==== LISTED RECORDS
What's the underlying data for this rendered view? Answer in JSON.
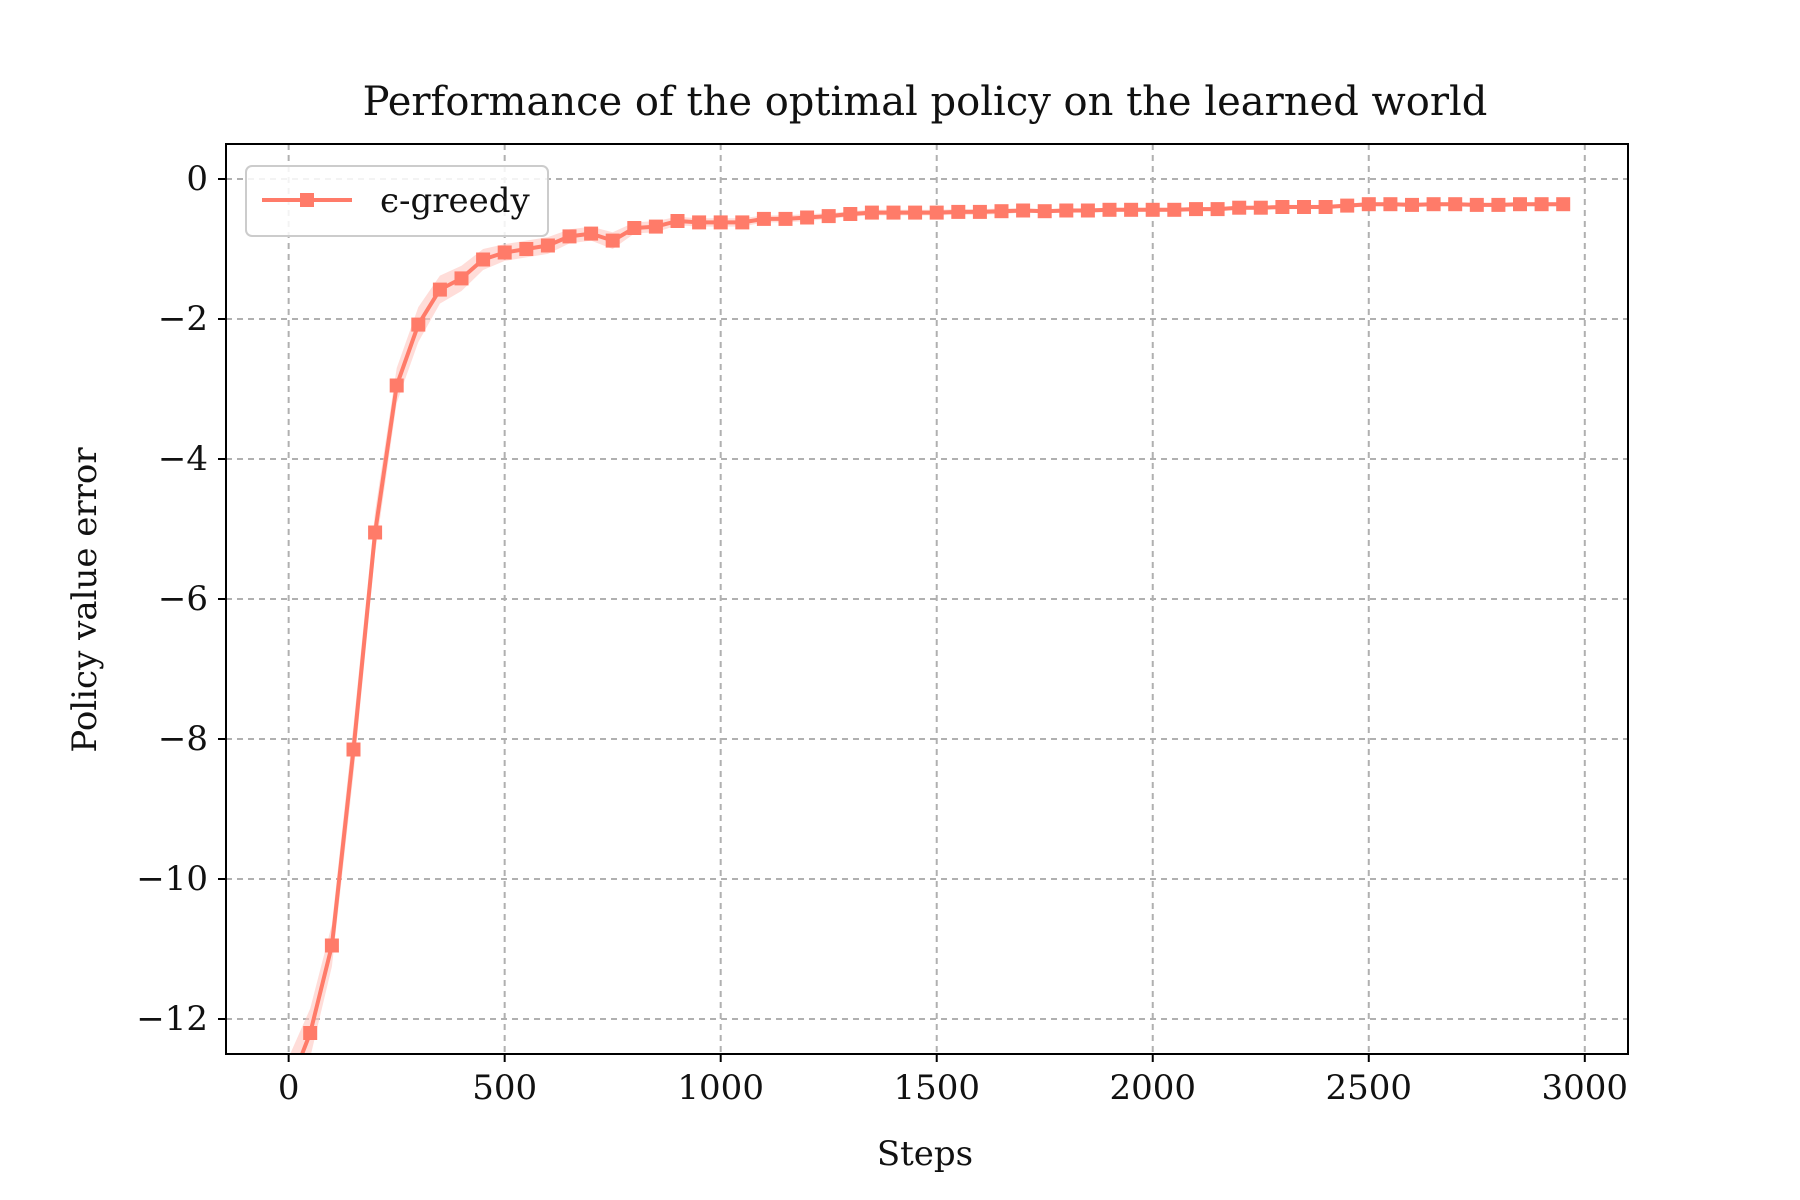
{
  "chart_data": {
    "type": "line",
    "title": "Performance of the optimal policy on the learned world",
    "xlabel": "Steps",
    "ylabel": "Policy value error",
    "xlim": [
      -145,
      3100
    ],
    "ylim": [
      -12.5,
      0.5
    ],
    "xticks": [
      0,
      500,
      1000,
      1500,
      2000,
      2500,
      3000
    ],
    "xtick_labels": [
      "0",
      "500",
      "1000",
      "1500",
      "2000",
      "2500",
      "3000"
    ],
    "yticks": [
      0,
      -2,
      -4,
      -6,
      -8,
      -10,
      -12
    ],
    "ytick_labels": [
      "0",
      "−2",
      "−4",
      "−6",
      "−8",
      "−10",
      "−12"
    ],
    "grid": true,
    "legend_position": "top-left",
    "series": [
      {
        "name": "ϵ-greedy",
        "color": "#ff7b69",
        "band_color": "#ffc7c0",
        "marker": "square",
        "x": [
          0,
          50,
          100,
          150,
          200,
          250,
          300,
          350,
          400,
          450,
          500,
          550,
          600,
          650,
          700,
          750,
          800,
          850,
          900,
          950,
          1000,
          1050,
          1100,
          1150,
          1200,
          1250,
          1300,
          1350,
          1400,
          1450,
          1500,
          1550,
          1600,
          1650,
          1700,
          1750,
          1800,
          1850,
          1900,
          1950,
          2000,
          2050,
          2100,
          2150,
          2200,
          2250,
          2300,
          2350,
          2400,
          2450,
          2500,
          2550,
          2600,
          2650,
          2700,
          2750,
          2800,
          2850,
          2900,
          2950
        ],
        "values": [
          -13.0,
          -12.2,
          -10.95,
          -8.15,
          -5.05,
          -2.95,
          -2.08,
          -1.58,
          -1.42,
          -1.15,
          -1.05,
          -1.0,
          -0.95,
          -0.82,
          -0.78,
          -0.88,
          -0.7,
          -0.68,
          -0.6,
          -0.62,
          -0.62,
          -0.62,
          -0.57,
          -0.57,
          -0.55,
          -0.53,
          -0.5,
          -0.48,
          -0.48,
          -0.48,
          -0.48,
          -0.47,
          -0.47,
          -0.46,
          -0.45,
          -0.46,
          -0.45,
          -0.45,
          -0.44,
          -0.44,
          -0.44,
          -0.44,
          -0.43,
          -0.43,
          -0.41,
          -0.41,
          -0.4,
          -0.4,
          -0.4,
          -0.38,
          -0.36,
          -0.36,
          -0.37,
          -0.36,
          -0.36,
          -0.37,
          -0.37,
          -0.36,
          -0.36,
          -0.36
        ],
        "band": [
          0.45,
          0.35,
          0.3,
          0.35,
          0.3,
          0.25,
          0.25,
          0.2,
          0.18,
          0.15,
          0.12,
          0.12,
          0.12,
          0.1,
          0.1,
          0.12,
          0.08,
          0.08,
          0.06,
          0.06,
          0.06,
          0.06,
          0.05,
          0.05,
          0.05,
          0.04,
          0.04,
          0.04,
          0.04,
          0.04,
          0.04,
          0.04,
          0.04,
          0.04,
          0.03,
          0.03,
          0.03,
          0.03,
          0.03,
          0.03,
          0.03,
          0.03,
          0.03,
          0.03,
          0.03,
          0.03,
          0.03,
          0.03,
          0.03,
          0.03,
          0.03,
          0.03,
          0.03,
          0.03,
          0.03,
          0.03,
          0.03,
          0.03,
          0.03,
          0.03
        ]
      }
    ]
  }
}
========
*EXERCISE OBJECTIVE:* Repeat all the data as it stands, dropping any images it holds.

*RESPONSE:*
What's the underlying data for this rendered view? Answer in JSON.
{
  "chart_data": {
    "type": "line",
    "title": "Performance of the optimal policy on the learned world",
    "xlabel": "Steps",
    "ylabel": "Policy value error",
    "xlim": [
      -145,
      3100
    ],
    "ylim": [
      -12.5,
      0.5
    ],
    "xticks": [
      0,
      500,
      1000,
      1500,
      2000,
      2500,
      3000
    ],
    "xtick_labels": [
      "0",
      "500",
      "1000",
      "1500",
      "2000",
      "2500",
      "3000"
    ],
    "yticks": [
      0,
      -2,
      -4,
      -6,
      -8,
      -10,
      -12
    ],
    "ytick_labels": [
      "0",
      "−2",
      "−4",
      "−6",
      "−8",
      "−10",
      "−12"
    ],
    "grid": true,
    "legend_position": "top-left",
    "series": [
      {
        "name": "ϵ-greedy",
        "color": "#ff7b69",
        "band_color": "#ffc7c0",
        "marker": "square",
        "x": [
          0,
          50,
          100,
          150,
          200,
          250,
          300,
          350,
          400,
          450,
          500,
          550,
          600,
          650,
          700,
          750,
          800,
          850,
          900,
          950,
          1000,
          1050,
          1100,
          1150,
          1200,
          1250,
          1300,
          1350,
          1400,
          1450,
          1500,
          1550,
          1600,
          1650,
          1700,
          1750,
          1800,
          1850,
          1900,
          1950,
          2000,
          2050,
          2100,
          2150,
          2200,
          2250,
          2300,
          2350,
          2400,
          2450,
          2500,
          2550,
          2600,
          2650,
          2700,
          2750,
          2800,
          2850,
          2900,
          2950
        ],
        "values": [
          -13.0,
          -12.2,
          -10.95,
          -8.15,
          -5.05,
          -2.95,
          -2.08,
          -1.58,
          -1.42,
          -1.15,
          -1.05,
          -1.0,
          -0.95,
          -0.82,
          -0.78,
          -0.88,
          -0.7,
          -0.68,
          -0.6,
          -0.62,
          -0.62,
          -0.62,
          -0.57,
          -0.57,
          -0.55,
          -0.53,
          -0.5,
          -0.48,
          -0.48,
          -0.48,
          -0.48,
          -0.47,
          -0.47,
          -0.46,
          -0.45,
          -0.46,
          -0.45,
          -0.45,
          -0.44,
          -0.44,
          -0.44,
          -0.44,
          -0.43,
          -0.43,
          -0.41,
          -0.41,
          -0.4,
          -0.4,
          -0.4,
          -0.38,
          -0.36,
          -0.36,
          -0.37,
          -0.36,
          -0.36,
          -0.37,
          -0.37,
          -0.36,
          -0.36,
          -0.36
        ],
        "band": [
          0.45,
          0.35,
          0.3,
          0.35,
          0.3,
          0.25,
          0.25,
          0.2,
          0.18,
          0.15,
          0.12,
          0.12,
          0.12,
          0.1,
          0.1,
          0.12,
          0.08,
          0.08,
          0.06,
          0.06,
          0.06,
          0.06,
          0.05,
          0.05,
          0.05,
          0.04,
          0.04,
          0.04,
          0.04,
          0.04,
          0.04,
          0.04,
          0.04,
          0.04,
          0.03,
          0.03,
          0.03,
          0.03,
          0.03,
          0.03,
          0.03,
          0.03,
          0.03,
          0.03,
          0.03,
          0.03,
          0.03,
          0.03,
          0.03,
          0.03,
          0.03,
          0.03,
          0.03,
          0.03,
          0.03,
          0.03,
          0.03,
          0.03,
          0.03,
          0.03
        ]
      }
    ]
  }
}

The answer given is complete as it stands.